-- MATERIAL SHOWN start --
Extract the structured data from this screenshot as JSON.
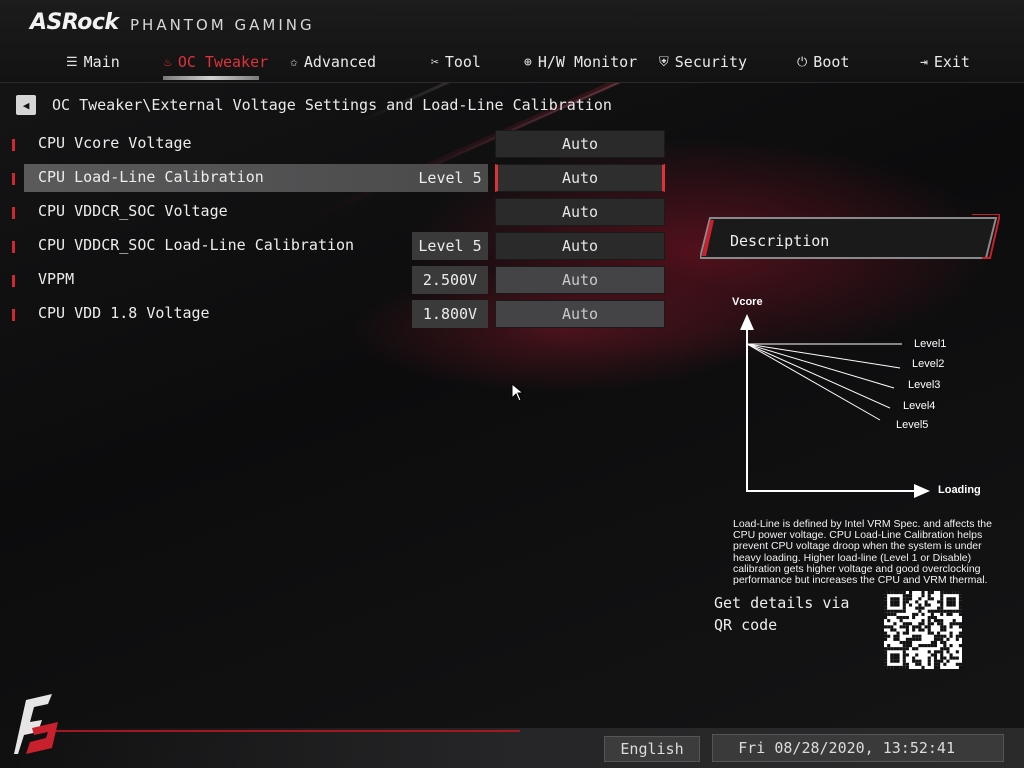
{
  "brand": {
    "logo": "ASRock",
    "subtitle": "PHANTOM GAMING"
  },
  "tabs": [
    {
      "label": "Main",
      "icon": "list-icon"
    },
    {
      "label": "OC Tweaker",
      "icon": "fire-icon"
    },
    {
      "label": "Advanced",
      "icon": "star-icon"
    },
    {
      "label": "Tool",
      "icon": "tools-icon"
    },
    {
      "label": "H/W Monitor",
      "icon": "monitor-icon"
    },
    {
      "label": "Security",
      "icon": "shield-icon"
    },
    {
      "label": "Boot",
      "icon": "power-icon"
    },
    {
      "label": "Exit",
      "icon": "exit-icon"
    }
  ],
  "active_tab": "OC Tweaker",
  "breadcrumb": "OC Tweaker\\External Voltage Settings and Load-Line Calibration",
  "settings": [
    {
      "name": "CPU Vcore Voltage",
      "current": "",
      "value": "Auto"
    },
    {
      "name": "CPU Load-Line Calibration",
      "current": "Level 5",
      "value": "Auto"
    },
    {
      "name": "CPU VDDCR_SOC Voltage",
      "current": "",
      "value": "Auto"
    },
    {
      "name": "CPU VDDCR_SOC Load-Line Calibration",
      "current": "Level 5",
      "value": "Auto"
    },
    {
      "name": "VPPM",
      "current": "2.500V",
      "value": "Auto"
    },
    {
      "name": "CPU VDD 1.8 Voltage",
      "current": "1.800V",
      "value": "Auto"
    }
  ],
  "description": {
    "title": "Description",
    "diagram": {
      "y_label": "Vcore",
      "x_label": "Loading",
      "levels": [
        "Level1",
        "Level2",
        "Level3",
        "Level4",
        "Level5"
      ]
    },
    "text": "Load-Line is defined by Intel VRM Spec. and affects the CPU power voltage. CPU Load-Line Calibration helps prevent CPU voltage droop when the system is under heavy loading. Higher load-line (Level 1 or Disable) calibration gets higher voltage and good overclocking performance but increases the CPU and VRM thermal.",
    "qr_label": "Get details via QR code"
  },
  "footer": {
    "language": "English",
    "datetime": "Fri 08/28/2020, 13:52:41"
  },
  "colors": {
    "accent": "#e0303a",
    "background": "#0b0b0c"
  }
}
-- MATERIAL SHOWN end --
-- MATERIAL SHOWN start --
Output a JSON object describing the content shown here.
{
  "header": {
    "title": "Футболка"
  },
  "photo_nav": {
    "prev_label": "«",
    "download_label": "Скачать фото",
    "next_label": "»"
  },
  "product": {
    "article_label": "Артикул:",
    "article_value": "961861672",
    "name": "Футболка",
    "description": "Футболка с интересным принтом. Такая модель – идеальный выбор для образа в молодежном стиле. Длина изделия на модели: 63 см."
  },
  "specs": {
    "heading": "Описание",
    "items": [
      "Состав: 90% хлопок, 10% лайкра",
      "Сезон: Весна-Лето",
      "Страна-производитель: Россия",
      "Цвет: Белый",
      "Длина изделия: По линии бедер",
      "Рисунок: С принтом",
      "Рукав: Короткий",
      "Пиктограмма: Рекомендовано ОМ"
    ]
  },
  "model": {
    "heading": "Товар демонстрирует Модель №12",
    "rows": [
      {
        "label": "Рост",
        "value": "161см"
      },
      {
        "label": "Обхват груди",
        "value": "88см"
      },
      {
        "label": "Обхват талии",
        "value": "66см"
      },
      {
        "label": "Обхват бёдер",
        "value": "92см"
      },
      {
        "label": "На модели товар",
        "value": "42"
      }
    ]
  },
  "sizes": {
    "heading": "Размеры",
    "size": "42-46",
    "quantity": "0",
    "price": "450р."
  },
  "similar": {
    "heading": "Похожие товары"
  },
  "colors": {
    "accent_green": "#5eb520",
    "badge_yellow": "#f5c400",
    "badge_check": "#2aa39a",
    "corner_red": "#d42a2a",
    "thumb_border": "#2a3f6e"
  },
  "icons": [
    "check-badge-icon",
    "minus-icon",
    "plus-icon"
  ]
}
-- MATERIAL SHOWN end --
-- MATERIAL SHOWN start --
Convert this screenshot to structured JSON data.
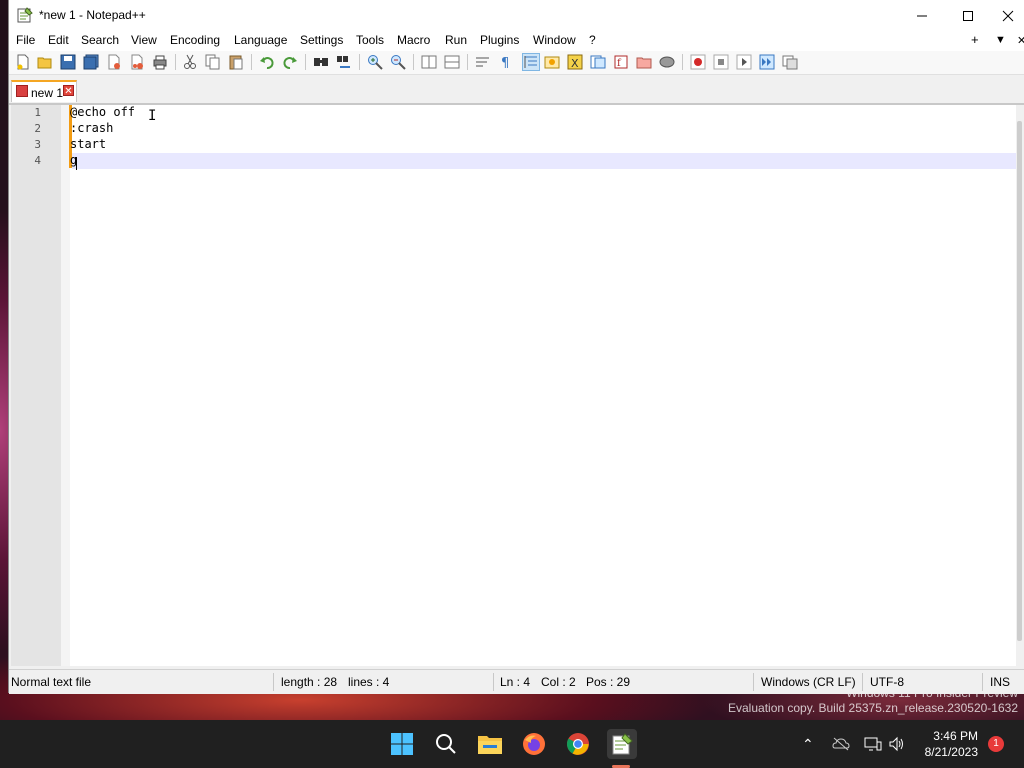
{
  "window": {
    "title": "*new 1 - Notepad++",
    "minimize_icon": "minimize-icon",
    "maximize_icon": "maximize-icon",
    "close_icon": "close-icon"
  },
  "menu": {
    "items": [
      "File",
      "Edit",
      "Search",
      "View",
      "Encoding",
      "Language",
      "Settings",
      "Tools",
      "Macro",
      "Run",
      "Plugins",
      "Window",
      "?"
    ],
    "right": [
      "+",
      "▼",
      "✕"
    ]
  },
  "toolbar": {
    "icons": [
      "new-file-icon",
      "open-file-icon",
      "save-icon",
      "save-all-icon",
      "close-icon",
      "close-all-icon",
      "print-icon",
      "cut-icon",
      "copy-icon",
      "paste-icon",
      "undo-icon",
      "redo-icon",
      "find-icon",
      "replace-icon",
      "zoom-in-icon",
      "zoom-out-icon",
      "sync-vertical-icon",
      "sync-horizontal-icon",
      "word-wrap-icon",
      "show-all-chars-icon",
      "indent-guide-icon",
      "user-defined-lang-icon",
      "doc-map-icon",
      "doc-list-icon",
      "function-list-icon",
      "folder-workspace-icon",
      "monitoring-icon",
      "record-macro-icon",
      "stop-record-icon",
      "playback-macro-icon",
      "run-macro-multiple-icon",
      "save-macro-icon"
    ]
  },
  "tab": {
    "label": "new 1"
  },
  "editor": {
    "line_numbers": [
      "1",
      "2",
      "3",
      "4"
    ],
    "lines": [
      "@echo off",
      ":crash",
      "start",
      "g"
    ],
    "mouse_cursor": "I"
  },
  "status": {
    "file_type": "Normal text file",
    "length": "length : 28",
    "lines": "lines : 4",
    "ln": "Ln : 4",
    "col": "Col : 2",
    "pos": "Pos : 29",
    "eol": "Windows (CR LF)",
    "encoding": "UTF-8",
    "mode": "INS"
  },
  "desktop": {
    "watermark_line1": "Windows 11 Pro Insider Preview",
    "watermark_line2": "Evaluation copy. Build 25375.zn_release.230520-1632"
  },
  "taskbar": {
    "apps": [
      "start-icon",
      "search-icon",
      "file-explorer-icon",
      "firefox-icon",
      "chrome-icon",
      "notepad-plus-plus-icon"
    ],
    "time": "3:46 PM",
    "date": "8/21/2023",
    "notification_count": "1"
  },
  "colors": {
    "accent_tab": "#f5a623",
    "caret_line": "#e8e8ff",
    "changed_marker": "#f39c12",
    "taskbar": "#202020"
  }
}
-- MATERIAL SHOWN end --
• TASK: From the data above, show each line that contains "text".

• RESPONSE TO THIS EXERCISE:
    "text": "Load-Line is defined by Intel VRM Spec. and affects the CPU power voltage. CPU Load-Line Calibration helps prevent CPU voltage droop when the system is under heavy loading. Higher load-line (Level 1 or Disable) calibration gets higher voltage and good overclocking performance but increases the CPU and VRM thermal.",
    "file_type": "Normal text file",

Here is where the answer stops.